• [Task brief]: Write out every entry exactly as it stands.

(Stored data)
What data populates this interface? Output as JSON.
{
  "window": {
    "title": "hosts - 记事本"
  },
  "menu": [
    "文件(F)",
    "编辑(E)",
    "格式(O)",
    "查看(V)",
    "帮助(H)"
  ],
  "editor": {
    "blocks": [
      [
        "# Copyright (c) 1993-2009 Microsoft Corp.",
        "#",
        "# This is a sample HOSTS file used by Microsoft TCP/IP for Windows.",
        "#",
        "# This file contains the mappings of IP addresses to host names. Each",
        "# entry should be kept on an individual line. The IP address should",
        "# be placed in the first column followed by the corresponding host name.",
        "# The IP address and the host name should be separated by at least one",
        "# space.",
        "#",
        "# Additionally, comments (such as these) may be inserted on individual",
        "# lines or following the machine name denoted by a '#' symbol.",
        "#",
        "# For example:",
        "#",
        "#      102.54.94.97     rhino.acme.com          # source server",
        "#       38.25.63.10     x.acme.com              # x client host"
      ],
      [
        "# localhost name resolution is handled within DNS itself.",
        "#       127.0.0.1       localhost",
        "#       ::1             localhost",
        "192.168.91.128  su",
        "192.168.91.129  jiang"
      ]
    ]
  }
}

• [Exercise response]:
What data populates this interface? Output as JSON.
{
  "window": {
    "title": "hosts - 记事本"
  },
  "menu": [
    "文件(F)",
    "编辑(E)",
    "格式(O)",
    "查看(V)",
    "帮助(H)"
  ],
  "editor": {
    "blocks": [
      [
        "# Copyright (c) 1993-2009 Microsoft Corp.",
        "#",
        "# This is a sample HOSTS file used by Microsoft TCP/IP for Windows.",
        "#",
        "# This file contains the mappings of IP addresses to host names. Each",
        "# entry should be kept on an individual line. The IP address should",
        "# be placed in the first column followed by the corresponding host name.",
        "# The IP address and the host name should be separated by at least one",
        "# space.",
        "#",
        "# Additionally, comments (such as these) may be inserted on individual",
        "# lines or following the machine name denoted by a '#' symbol.",
        "#",
        "# For example:",
        "#",
        "#      102.54.94.97     rhino.acme.com          # source server",
        "#       38.25.63.10     x.acme.com              # x client host"
      ],
      [
        "# localhost name resolution is handled within DNS itself.",
        "#       127.0.0.1       localhost",
        "#       ::1             localhost",
        "192.168.91.128  su",
        "192.168.91.129  jiang"
      ]
    ]
  }
}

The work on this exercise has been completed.